PROBLEM REQUIREMENTS: Select the lines that contain "Methods" and copy each of them.

* * *

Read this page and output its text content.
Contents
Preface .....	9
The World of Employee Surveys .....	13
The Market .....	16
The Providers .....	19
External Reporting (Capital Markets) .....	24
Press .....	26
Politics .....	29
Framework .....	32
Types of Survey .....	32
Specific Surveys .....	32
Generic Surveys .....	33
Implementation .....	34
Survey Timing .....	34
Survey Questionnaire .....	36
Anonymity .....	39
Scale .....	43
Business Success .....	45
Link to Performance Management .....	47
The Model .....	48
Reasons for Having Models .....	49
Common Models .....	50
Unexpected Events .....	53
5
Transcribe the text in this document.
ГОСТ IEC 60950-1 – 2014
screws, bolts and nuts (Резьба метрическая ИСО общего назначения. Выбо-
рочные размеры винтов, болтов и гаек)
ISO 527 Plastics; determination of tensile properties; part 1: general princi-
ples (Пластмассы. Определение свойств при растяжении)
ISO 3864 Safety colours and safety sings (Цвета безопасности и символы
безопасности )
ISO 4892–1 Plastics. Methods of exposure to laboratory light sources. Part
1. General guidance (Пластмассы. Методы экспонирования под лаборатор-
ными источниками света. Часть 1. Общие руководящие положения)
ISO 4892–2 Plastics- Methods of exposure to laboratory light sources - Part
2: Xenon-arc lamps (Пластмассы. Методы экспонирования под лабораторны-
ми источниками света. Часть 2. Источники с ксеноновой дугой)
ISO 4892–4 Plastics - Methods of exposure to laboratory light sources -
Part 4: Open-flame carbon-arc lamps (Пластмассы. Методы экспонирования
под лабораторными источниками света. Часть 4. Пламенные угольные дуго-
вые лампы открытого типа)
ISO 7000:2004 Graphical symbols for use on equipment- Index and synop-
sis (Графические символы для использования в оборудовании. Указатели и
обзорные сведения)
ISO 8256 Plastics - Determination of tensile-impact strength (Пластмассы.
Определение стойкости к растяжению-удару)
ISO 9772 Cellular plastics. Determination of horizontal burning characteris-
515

* * *

ANSWER TO THIS TASK:
ISO 4892–1 Plastics. Methods of exposure to laboratory light sources. Part
ISO 4892–2 Plastics- Methods of exposure to laboratory light sources - Part
ISO 4892–4 Plastics - Methods of exposure to laboratory light sources -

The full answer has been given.